### Work instructions
State how many lines in the material hold the string "escoliosis"; nothing besides that number is expected.

### Records supplied
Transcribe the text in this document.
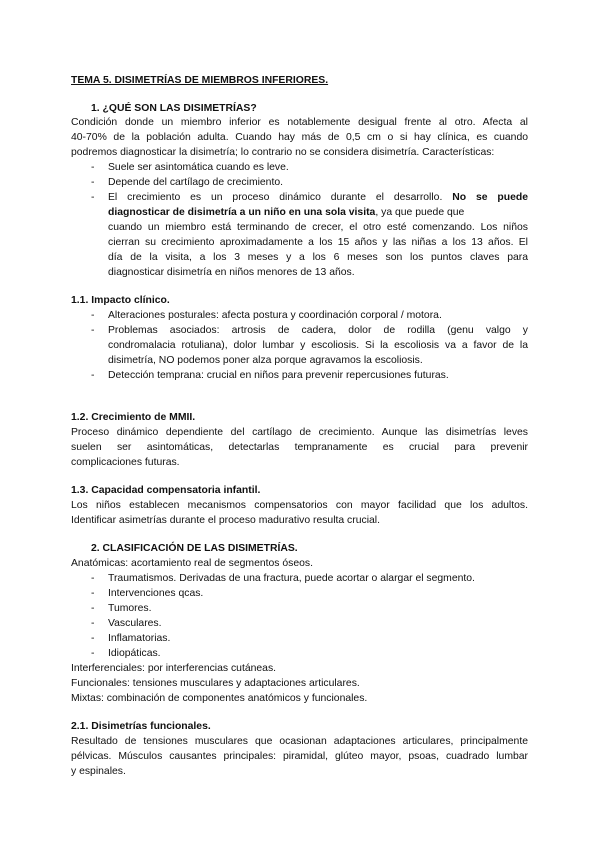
TEMA 5. DISIMETRÍAS DE MIEMBROS INFERIORES.
1. ¿QUÉ SON LAS DISIMETRÍAS?
Condición donde un miembro inferior es notablemente desigual frente al otro. Afecta al
40-70% de la población adulta. Cuando hay más de 0,5 cm o si hay clínica, es cuando
podremos diagnosticar la disimetría; lo contrario no se considera disimetría. Características:
- Suele ser asintomática cuando es leve.
- Depende del cartílago de crecimiento.
- El crecimiento es un proceso dinámico durante el desarrollo. No se puede
diagnosticar de disimetría a un niño en una sola visita, ya que puede que
cuando un miembro está terminando de crecer, el otro esté comenzando. Los niños
cierran su crecimiento aproximadamente a los 15 años y las niñas a los 13 años. El
día de la visita, a los 3 meses y a los 6 meses son los puntos claves para
diagnosticar disimetría en niños menores de 13 años.
1.1. Impacto clínico.
- Alteraciones posturales: afecta postura y coordinación corporal / motora.
- Problemas asociados: artrosis de cadera, dolor de rodilla (genu valgo y
condromalacia rotuliana), dolor lumbar y escoliosis. Si la escoliosis va a favor de la
disimetría, NO podemos poner alza porque agravamos la escoliosis.
- Detección temprana: crucial en niños para prevenir repercusiones futuras.
1.2. Crecimiento de MMII.
Proceso dinámico dependiente del cartílago de crecimiento. Aunque las disimetrías leves
suelen ser asintomáticas, detectarlas tempranamente es crucial para prevenir
complicaciones futuras.
1.3. Capacidad compensatoria infantil.
Los niños establecen mecanismos compensatorios con mayor facilidad que los adultos.
Identificar asimetrías durante el proceso madurativo resulta crucial.
2. CLASIFICACIÓN DE LAS DISIMETRÍAS.
Anatómicas: acortamiento real de segmentos óseos.
- Traumatismos. Derivadas de una fractura, puede acortar o alargar el segmento.
- Intervenciones qcas.
- Tumores.
- Vasculares.
- Inflamatorias.
- Idiopáticas.
Interferenciales: por interferencias cutáneas.
Funcionales: tensiones musculares y adaptaciones articulares.
Mixtas: combinación de componentes anatómicos y funcionales.
2.1. Disimetrías funcionales.
Resultado de tensiones musculares que ocasionan adaptaciones articulares, principalmente
pélvicas. Músculos causantes principales: piramidal, glúteo mayor, psoas, cuadrado lumbar
y espinales.
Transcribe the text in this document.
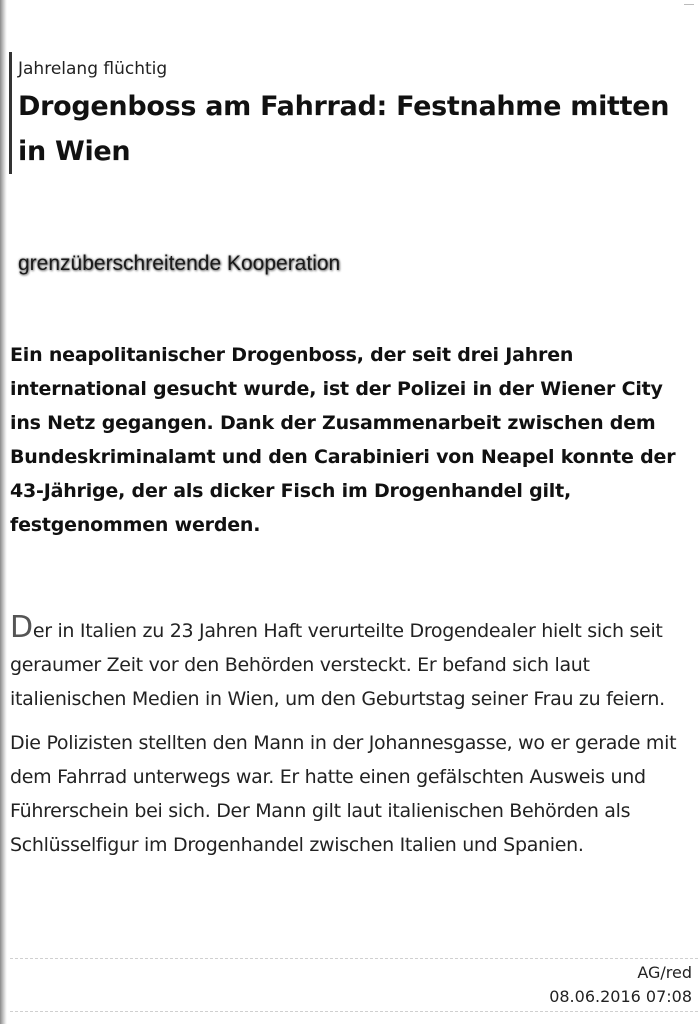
Jahrelang flüchtig

Drogenboss am Fahrrad: Festnahme mitten in Wien

grenzüberschreitende Kooperation

Ein neapolitanischer Drogenboss, der seit drei Jahren international gesucht wurde, ist der Polizei in der Wiener City ins Netz gegangen. Dank der Zusammenarbeit zwischen dem Bundeskriminalamt und den Carabinieri von Neapel konnte der 43-Jährige, der als dicker Fisch im Drogenhandel gilt, festgenommen werden.

Der in Italien zu 23 Jahren Haft verurteilte Drogendealer hielt sich seit geraumer Zeit vor den Behörden versteckt. Er befand sich laut italienischen Medien in Wien, um den Geburtstag seiner Frau zu feiern.

Die Polizisten stellten den Mann in der Johannesgasse, wo er gerade mit dem Fahrrad unterwegs war. Er hatte einen gefälschten Ausweis und Führerschein bei sich. Der Mann gilt laut italienischen Behörden als Schlüsselfigur im Drogenhandel zwischen Italien und Spanien.

AG/red
08.06.2016 07:08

### Exercise answer
2